**WRITTEN TASK**
Search the material below for the string "STOP" and extract each line that has it.
— start PROVIDED MATERIAL —
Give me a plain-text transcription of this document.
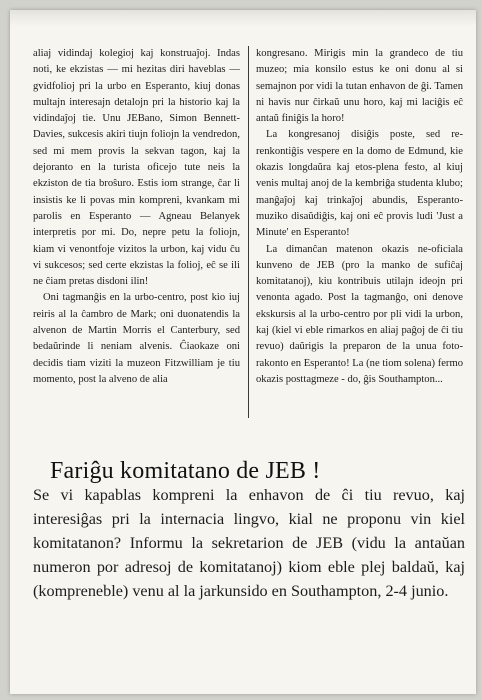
aliaj vidindaj kolegioj kaj konstruaĵoj. Indas noti, ke ekzistas — mi hezitas diri haveblas — gvidfolioj pri la urbo en Esperanto, kiuj donas multajn interesajn detalojn pri la historio kaj la vidindaĵoj tie. Unu JEBano, Simon Bennett-Davies, sukcesis akiri tiujn foliojn la vendredon, sed mi mem provis la sekvan tagon, kaj la dejoranto en la turista oficejo tute neis la ekziston de tia broŝuro. Estis iom strange, ĉar li insistis ke li povas min kompreni, kvankam mi parolis en Esperanto — Agneau Belanyek interpretis por mi. Do, nepre petu la foliojn, kiam vi venontfoje vizitos la urbon, kaj vidu ĉu vi sukcesos; sed certe ekzistas la folioj, eĉ se ili ne ĉiam pretas disdoni ilin!

Oni tagmanĝis en la urbo-centro, post kio iuj reiris al la ĉambro de Mark; oni duonatendis la alvenon de Martin Morris el Canterbury, sed bedaŭrinde li neniam alvenis. Ĉiaokaze oni decidis tiam viziti la muzeon Fitzwilliam je tiu momento, post la alveno de alia

kongresano. Mirigis min la grandeco de tiu muzeo; mia konsilo estus ke oni donu al si semajnon por vidi la tutan enhavon de ĝi. Tamen ni havis nur ĉirkaŭ unu horo, kaj mi laciĝis eĉ antaŭ finiĝis la horo!

La kongresanoj disiĝis poste, sed re-renkontiĝis vespere en la domo de Edmund, kie okazis longdaŭra kaj etos-plena festo, al kiuj venis multaj anoj de la kembriĝa studenta klubo; manĝaĵoj kaj trinkaĵoj abundis, Esperanto-muziko disaŭdiĝis, kaj oni eĉ provis ludi 'Just a Minute' en Esperanto!

La dimanĉan matenon okazis ne-oficiala kunveno de JEB (pro la manko de sufiĉaj komitatanoj), kiu kontribuis utilajn ideojn pri venonta agado. Post la tagmanĝo, oni denove ekskursis al la urbo-centro por pli vidi la urbon, kaj (kiel vi eble rimarkos en aliaj paĝoj de ĉi tiu revuo) daŭrigis la preparon de la unua foto-rakonto en Esperanto! La (ne tiom solena) fermo okazis posttagmeze - do, ĝis Southampton...

Fariĝu komitatano de JEB !
Se vi kapablas kompreni la enhavon de ĉi tiu revuo, kaj interesiĝas pri la internacia lingvo, kial ne proponu vin kiel komitatanon? Informu la sekretarion de JEB (vidu la antaŭan numeron por adresoj de komitatanoj) kiom eble plej baldaŭ, kaj (kompreneble) venu al la jarkunsido en Southampton, 2-4 junio.
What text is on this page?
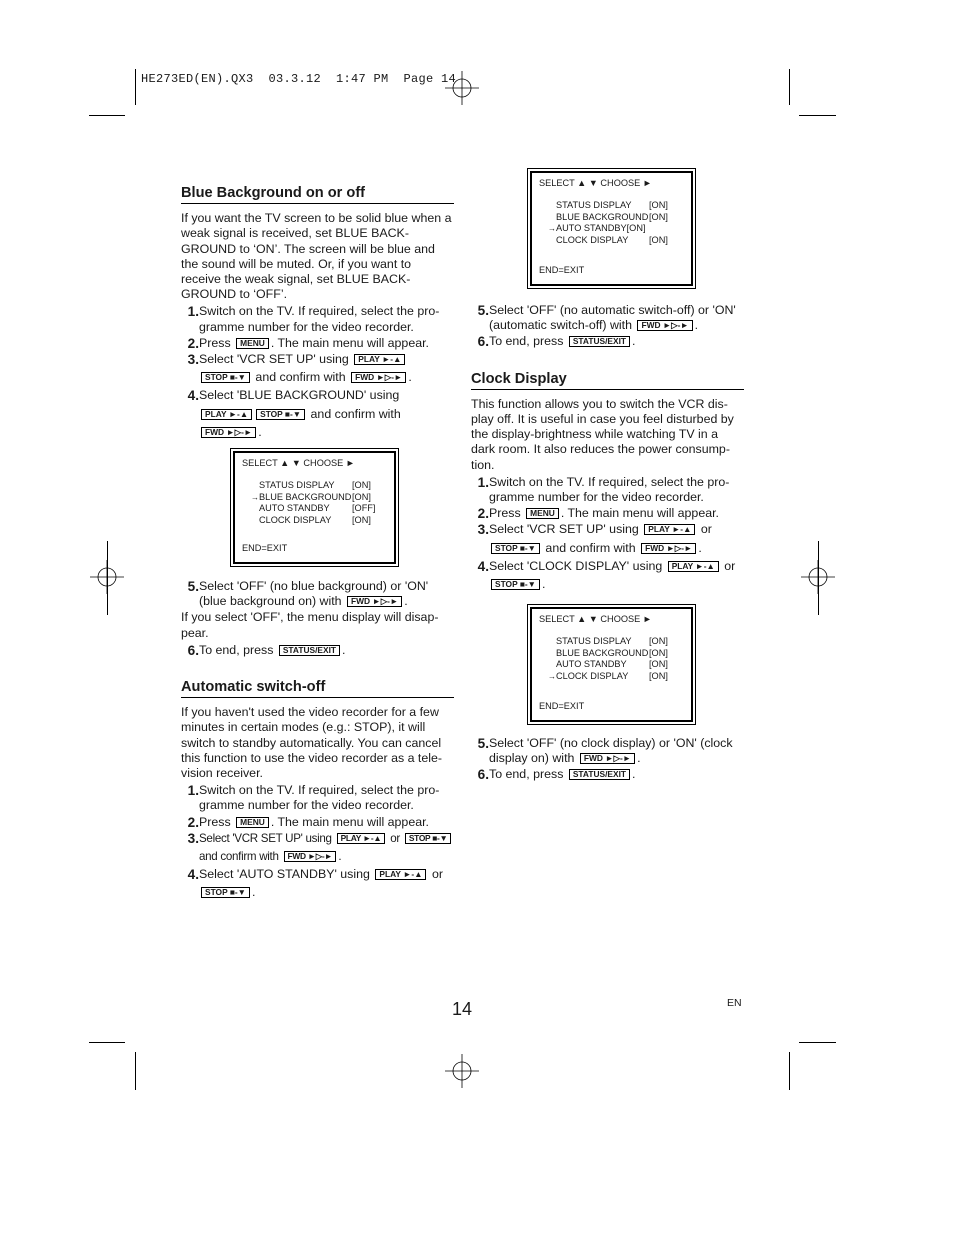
HE273ED(EN).QX3  03.3.12  1:47 PM  Page 14
Blue Background on or off

If you want the TV screen to be solid blue when a weak signal is received, set BLUE BACK-GROUND to ‘ON’. The screen will be blue and the sound will be muted. Or, if you want to receive the weak signal, set BLUE BACK-GROUND to ‘OFF’.

1. Switch on the TV. If required, select the pro-gramme number for the video recorder.
2. Press MENU . The main menu will appear.
3. Select 'VCR SET UP' using PLAY ►-▲
STOP ■-▼ and confirm with FWD ►▷-► .
4. Select 'BLUE BACKGROUND' using
PLAY ►-▲ STOP ■-▼ and confirm with
FWD ►▷-► .
SELECT ▲ ▼ CHOOSE ►
STATUS DISPLAY	[ON]
→ BLUE BACKGROUND [ON]
AUTO STANDBY	[OFF]
CLOCK DISPLAY	[ON]
END=EXIT
5. Select 'OFF' (no blue background) or 'ON' (blue background on) with FWD ►▷-► .

If you select 'OFF', the menu display will disap-pear.

6. To end, press STATUS/EXIT .
Automatic switch-off

If you haven't used the video recorder for a few minutes in certain modes (e.g.: STOP), it will switch to standby automatically. You can cancel this function to use the video recorder as a tele-vision receiver.

1. Switch on the TV. If required, select the pro-gramme number for the video recorder.
2. Press MENU . The main menu will appear.
3. Select 'VCR SET UP' using PLAY ►-▲ or STOP ■-▼
and confirm with FWD ►▷-► .
4. Select 'AUTO STANDBY' using PLAY ►-▲ or
STOP ■-▼ .
SELECT ▲ ▼ CHOOSE ►
STATUS DISPLAY	[ON]
BLUE BACKGROUND [ON]
→ AUTO STANDBY [ON]
CLOCK DISPLAY	[ON]
END=EXIT
5. Select 'OFF' (no automatic switch-off) or 'ON' (automatic switch-off) with FWD ►▷-► .
6. To end, press STATUS/EXIT .
Clock Display

This function allows you to switch the VCR dis-play off. It is useful in case you feel disturbed by the display-brightness while watching TV in a dark room. It also reduces the power consump-tion.

1. Switch on the TV. If required, select the pro-gramme number for the video recorder.
2. Press MENU . The main menu will appear.
3. Select 'VCR SET UP' using PLAY ►-▲ or
STOP ■-▼ and confirm with FWD ►▷-► .
4. Select 'CLOCK DISPLAY' using PLAY ►-▲ or
STOP ■-▼ .
SELECT ▲ ▼ CHOOSE ►
STATUS DISPLAY	[ON]
BLUE BACKGROUND [ON]
AUTO STANDBY	[ON]
→ CLOCK DISPLAY	[ON]
END=EXIT
5. Select 'OFF' (no clock display) or 'ON' (clock display on) with FWD ►▷-► .
6. To end, press STATUS/EXIT .
14	EN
— end PROVIDED MATERIAL —
**EXERCISE SOLUTION**
STOP ■-▼ and confirm with FWD ►▷-► .
PLAY ►-▲ STOP ■-▼ and confirm with
If you haven't used the video recorder for a few minutes in certain modes (e.g.: STOP), it will switch to standby automatically. You can cancel this function to use the video recorder as a tele-vision receiver.
3. Select 'VCR SET UP' using PLAY ►-▲ or STOP ■-▼
STOP ■-▼ .
STOP ■-▼ and confirm with FWD ►▷-► .
STOP ■-▼ .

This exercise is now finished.